When you see an SDR comparison like "Demucs is 9.2 dB, Spleeter is…," **take a step back.** **SDR (Signal-to-Distortion Ratio) is a relative value that strongly depends on the evaluation dataset, the model's version, and the evaluation method (how frame aggregation is taken).** It's not uncommon that paper A's 9.2 dB and article B's number **weren't measured on the same footing in the first place.**

The correct attitude in practice is this.

- **Use official benchmarks as "a rule of thumb for ordering"** (you can trust the magnitude relation Demucs > Spleeter).
- **Always make the final judgment by measuring on "your own material."** J-POP, narration, podcasts, live recordings — strengths/weaknesses change with genre and mic environment.
- Measure **not by ear alone but with numbers.** Produce SDR/SIR/SAR with `museval` (BSSEval v4) and **line up candidate tools on the same material and the same metric.** The concrete procedure is collected in the [article on measuring source-separation quality with numbers](/blog/music-source-separation-quality-evaluation-sdr-museval).

> When I choose a tool in a project, I take a two-stage process: **"narrow to 2–3 with official benchmarks → compare with museval on 10 of the customer's real materials → confirm by ear too."** Deciding by catalog numbers alone causes the accident of "more residue than expected" on production material.

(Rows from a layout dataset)
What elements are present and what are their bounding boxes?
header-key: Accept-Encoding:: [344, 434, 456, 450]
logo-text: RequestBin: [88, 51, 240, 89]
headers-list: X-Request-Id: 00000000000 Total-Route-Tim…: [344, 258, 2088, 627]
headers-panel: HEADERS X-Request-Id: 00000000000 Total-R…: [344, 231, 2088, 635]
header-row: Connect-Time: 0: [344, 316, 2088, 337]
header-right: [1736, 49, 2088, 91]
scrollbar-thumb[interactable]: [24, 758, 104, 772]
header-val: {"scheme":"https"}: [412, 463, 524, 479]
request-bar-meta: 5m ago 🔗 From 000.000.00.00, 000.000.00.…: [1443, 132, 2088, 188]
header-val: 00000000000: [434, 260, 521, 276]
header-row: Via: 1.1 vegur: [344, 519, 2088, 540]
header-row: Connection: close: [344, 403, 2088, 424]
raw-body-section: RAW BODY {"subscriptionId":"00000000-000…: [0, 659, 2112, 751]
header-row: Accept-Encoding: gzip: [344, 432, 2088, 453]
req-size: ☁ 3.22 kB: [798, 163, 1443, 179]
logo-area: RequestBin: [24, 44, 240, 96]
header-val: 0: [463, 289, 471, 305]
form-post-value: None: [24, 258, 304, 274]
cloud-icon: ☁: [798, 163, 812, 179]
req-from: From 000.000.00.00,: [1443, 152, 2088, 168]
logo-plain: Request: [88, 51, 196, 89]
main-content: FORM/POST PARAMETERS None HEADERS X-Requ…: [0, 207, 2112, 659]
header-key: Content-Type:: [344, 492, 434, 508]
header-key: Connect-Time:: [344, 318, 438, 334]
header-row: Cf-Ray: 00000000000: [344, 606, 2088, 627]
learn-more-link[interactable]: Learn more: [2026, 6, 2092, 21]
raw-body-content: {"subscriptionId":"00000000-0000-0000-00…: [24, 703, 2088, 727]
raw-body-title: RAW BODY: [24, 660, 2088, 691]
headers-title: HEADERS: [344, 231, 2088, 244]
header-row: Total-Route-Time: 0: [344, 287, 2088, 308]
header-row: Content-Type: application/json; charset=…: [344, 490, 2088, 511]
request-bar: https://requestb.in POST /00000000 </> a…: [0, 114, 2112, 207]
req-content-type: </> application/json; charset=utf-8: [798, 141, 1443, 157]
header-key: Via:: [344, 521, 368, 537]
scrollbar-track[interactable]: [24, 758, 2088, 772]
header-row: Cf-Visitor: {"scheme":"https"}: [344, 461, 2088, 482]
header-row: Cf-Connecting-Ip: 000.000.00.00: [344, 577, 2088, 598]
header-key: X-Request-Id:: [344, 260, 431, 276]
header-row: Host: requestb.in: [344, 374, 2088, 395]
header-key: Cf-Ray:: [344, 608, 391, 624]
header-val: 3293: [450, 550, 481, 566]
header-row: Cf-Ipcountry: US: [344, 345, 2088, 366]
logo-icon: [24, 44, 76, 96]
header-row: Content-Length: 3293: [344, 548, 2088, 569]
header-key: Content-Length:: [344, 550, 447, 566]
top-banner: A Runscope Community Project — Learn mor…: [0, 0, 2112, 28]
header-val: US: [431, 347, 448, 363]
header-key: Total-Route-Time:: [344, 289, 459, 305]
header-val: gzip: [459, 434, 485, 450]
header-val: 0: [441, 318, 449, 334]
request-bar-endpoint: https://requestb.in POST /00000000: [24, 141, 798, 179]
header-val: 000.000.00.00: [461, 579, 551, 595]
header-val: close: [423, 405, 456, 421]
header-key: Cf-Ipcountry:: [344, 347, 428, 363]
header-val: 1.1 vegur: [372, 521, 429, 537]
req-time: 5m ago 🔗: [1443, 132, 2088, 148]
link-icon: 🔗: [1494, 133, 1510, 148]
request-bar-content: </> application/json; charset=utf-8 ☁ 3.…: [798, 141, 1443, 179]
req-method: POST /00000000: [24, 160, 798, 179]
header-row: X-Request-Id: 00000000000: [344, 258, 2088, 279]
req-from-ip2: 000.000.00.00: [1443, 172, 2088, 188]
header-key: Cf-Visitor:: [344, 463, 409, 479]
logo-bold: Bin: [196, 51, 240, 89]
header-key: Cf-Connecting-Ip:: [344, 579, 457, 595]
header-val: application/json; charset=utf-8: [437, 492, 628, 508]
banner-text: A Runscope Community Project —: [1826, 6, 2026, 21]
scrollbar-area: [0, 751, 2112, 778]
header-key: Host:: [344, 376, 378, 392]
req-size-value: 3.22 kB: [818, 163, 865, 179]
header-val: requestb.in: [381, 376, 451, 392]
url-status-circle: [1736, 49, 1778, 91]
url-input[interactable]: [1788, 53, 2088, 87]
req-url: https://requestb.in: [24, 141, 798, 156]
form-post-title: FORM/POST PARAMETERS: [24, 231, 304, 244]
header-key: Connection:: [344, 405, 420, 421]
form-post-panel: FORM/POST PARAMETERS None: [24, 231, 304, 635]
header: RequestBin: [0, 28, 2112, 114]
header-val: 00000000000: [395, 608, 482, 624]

Exercise requirements
Update the passage on SDR comparisons from "When you see" up to and including "and mic environment.", putting "Open-Unmix" wherever "Spleeter" appears.

Solution to this task
When you see an SDR comparison like "Demucs is 9.2 dB, Open-Unmix is…," **take a step back.** **SDR (Signal-to-Distortion Ratio) is a relative value that strongly depends on the evaluation dataset, the model's version, and the evaluation method (how frame aggregation is taken).** It's not uncommon that paper A's 9.2 dB and article B's number **weren't measured on the same footing in the first place.**

The correct attitude in practice is this.

- **Use official benchmarks as "a rule of thumb for ordering"** (you can trust the magnitude relation Demucs > Open-Unmix).
- **Always make the final judgment by measuring on "your own material."** J-POP, narration, podcasts, live recordings — strengths/weaknesses change with genre and mic environment.